▶ EXERCISE REQUIREMENTS: Reproduce the records exactly.

▶ DATASET RECORDS:
-*-*-
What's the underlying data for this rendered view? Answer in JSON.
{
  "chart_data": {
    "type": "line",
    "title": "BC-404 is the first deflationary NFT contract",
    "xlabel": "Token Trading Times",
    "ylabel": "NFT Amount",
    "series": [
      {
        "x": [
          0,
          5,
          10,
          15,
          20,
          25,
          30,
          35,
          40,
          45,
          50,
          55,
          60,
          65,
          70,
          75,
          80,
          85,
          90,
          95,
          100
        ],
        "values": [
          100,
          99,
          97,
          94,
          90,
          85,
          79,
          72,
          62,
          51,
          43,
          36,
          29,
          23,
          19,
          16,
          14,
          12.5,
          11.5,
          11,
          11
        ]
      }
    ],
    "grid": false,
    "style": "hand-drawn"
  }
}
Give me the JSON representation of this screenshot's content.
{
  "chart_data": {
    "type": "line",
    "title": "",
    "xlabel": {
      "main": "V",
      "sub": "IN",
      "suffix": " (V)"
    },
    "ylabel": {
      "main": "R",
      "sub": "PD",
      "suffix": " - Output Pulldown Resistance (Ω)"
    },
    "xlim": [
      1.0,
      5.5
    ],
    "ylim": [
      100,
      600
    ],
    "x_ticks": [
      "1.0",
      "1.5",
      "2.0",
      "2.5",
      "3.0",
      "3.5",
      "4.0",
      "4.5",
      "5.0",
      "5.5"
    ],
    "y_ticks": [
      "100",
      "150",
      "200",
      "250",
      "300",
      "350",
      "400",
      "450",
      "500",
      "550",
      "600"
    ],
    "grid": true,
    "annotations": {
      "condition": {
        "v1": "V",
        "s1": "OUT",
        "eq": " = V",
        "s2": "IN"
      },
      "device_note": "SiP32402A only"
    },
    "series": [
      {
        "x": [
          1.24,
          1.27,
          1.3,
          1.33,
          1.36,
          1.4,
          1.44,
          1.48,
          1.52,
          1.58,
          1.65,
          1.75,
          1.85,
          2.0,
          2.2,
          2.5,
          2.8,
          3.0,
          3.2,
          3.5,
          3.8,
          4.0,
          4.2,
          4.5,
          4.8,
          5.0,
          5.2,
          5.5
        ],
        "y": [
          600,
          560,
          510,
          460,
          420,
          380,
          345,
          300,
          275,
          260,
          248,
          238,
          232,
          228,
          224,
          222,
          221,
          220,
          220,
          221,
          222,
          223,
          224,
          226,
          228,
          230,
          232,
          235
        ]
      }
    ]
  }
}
-*-*-
▶ RESPONSE TO THE TASK:
What's the underlying data for this rendered view? Answer in JSON.
{
  "chart_data": {
    "type": "line",
    "title": "BC-404 is the first deflationary NFT contract",
    "xlabel": "Token Trading Times",
    "ylabel": "NFT Amount",
    "series": [
      {
        "x": [
          0,
          5,
          10,
          15,
          20,
          25,
          30,
          35,
          40,
          45,
          50,
          55,
          60,
          65,
          70,
          75,
          80,
          85,
          90,
          95,
          100
        ],
        "values": [
          100,
          99,
          97,
          94,
          90,
          85,
          79,
          72,
          62,
          51,
          43,
          36,
          29,
          23,
          19,
          16,
          14,
          12.5,
          11.5,
          11,
          11
        ]
      }
    ],
    "grid": false,
    "style": "hand-drawn"
  }
}
Give me the JSON representation of this screenshot's content.
{
  "chart_data": {
    "type": "line",
    "title": "",
    "xlabel": {
      "main": "V",
      "sub": "IN",
      "suffix": " (V)"
    },
    "ylabel": {
      "main": "R",
      "sub": "PD",
      "suffix": " - Output Pulldown Resistance (Ω)"
    },
    "xlim": [
      1.0,
      5.5
    ],
    "ylim": [
      100,
      600
    ],
    "x_ticks": [
      "1.0",
      "1.5",
      "2.0",
      "2.5",
      "3.0",
      "3.5",
      "4.0",
      "4.5",
      "5.0",
      "5.5"
    ],
    "y_ticks": [
      "100",
      "150",
      "200",
      "250",
      "300",
      "350",
      "400",
      "450",
      "500",
      "550",
      "600"
    ],
    "grid": true,
    "annotations": {
      "condition": {
        "v1": "V",
        "s1": "OUT",
        "eq": " = V",
        "s2": "IN"
      },
      "device_note": "SiP32402A only"
    },
    "series": [
      {
        "x": [
          1.24,
          1.27,
          1.3,
          1.33,
          1.36,
          1.4,
          1.44,
          1.48,
          1.52,
          1.58,
          1.65,
          1.75,
          1.85,
          2.0,
          2.2,
          2.5,
          2.8,
          3.0,
          3.2,
          3.5,
          3.8,
          4.0,
          4.2,
          4.5,
          4.8,
          5.0,
          5.2,
          5.5
        ],
        "y": [
          600,
          560,
          510,
          460,
          420,
          380,
          345,
          300,
          275,
          260,
          248,
          238,
          232,
          228,
          224,
          222,
          221,
          220,
          220,
          221,
          222,
          223,
          224,
          226,
          228,
          230,
          232,
          235
        ]
      }
    ]
  }
}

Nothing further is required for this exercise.